━━━━━ Dataset extract ━━━━━
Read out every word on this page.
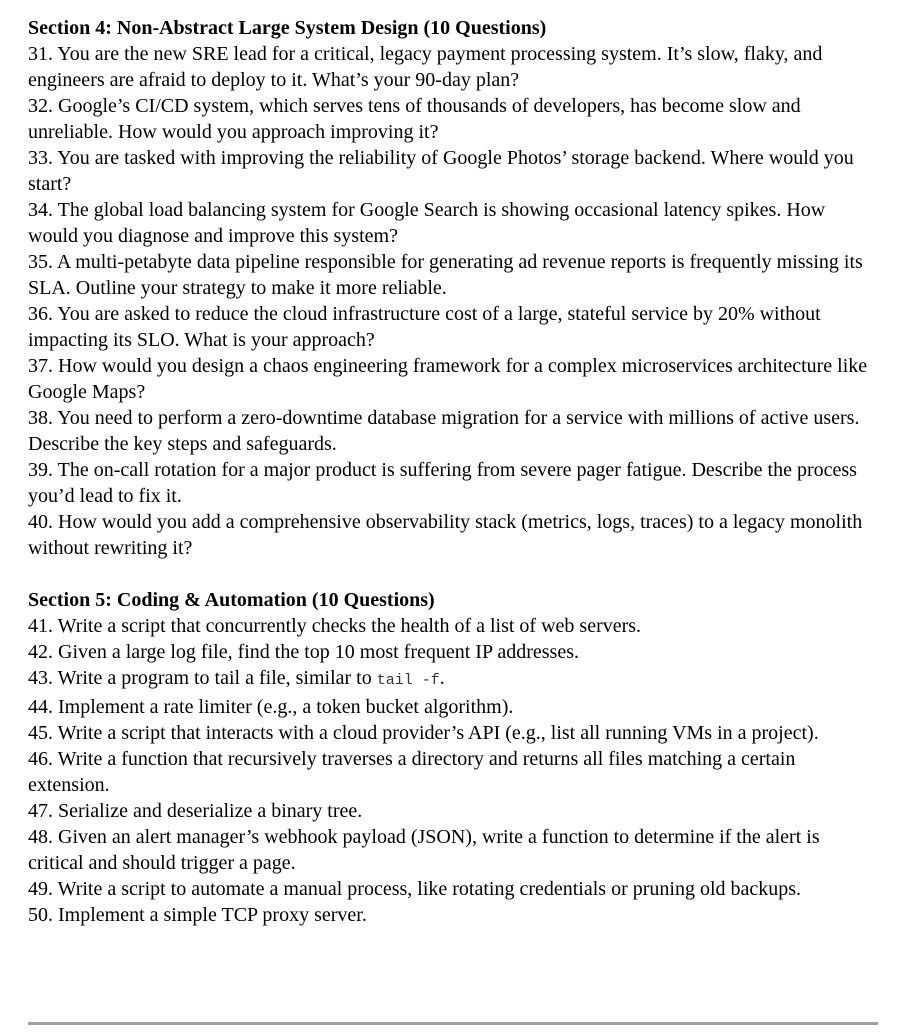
Section 4: Non-Abstract Large System Design (10 Questions)

31. You are the new SRE lead for a critical, legacy payment processing system. It’s slow, flaky, and engineers are afraid to deploy to it. What’s your 90-day plan?

32. Google’s CI/CD system, which serves tens of thousands of developers, has become slow and unreliable. How would you approach improving it?

33. You are tasked with improving the reliability of Google Photos’ storage backend. Where would you start?

34. The global load balancing system for Google Search is showing occasional latency spikes. How would you diagnose and improve this system?

35. A multi-petabyte data pipeline responsible for generating ad revenue reports is frequently missing its SLA. Outline your strategy to make it more reliable.

36. You are asked to reduce the cloud infrastructure cost of a large, stateful service by 20% without impacting its SLO. What is your approach?

37. How would you design a chaos engineering framework for a complex microservices architecture like Google Maps?

38. You need to perform a zero-downtime database migration for a service with millions of active users. Describe the key steps and safeguards.

39. The on-call rotation for a major product is suffering from severe pager fatigue. Describe the process you’d lead to fix it.

40. How would you add a comprehensive observability stack (metrics, logs, traces) to a legacy monolith without rewriting it?

Section 5: Coding & Automation (10 Questions)

41. Write a script that concurrently checks the health of a list of web servers.

42. Given a large log file, find the top 10 most frequent IP addresses.

43. Write a program to tail a file, similar to tail -f.

44. Implement a rate limiter (e.g., a token bucket algorithm).

45. Write a script that interacts with a cloud provider’s API (e.g., list all running VMs in a project).

46. Write a function that recursively traverses a directory and returns all files matching a certain extension.

47. Serialize and deserialize a binary tree.

48. Given an alert manager’s webhook payload (JSON), write a function to determine if the alert is critical and should trigger a page.

49. Write a script to automate a manual process, like rotating credentials or pruning old backups.

50. Implement a simple TCP proxy server.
━━━━━
Give only the count of lines in the data that include the string "function".

2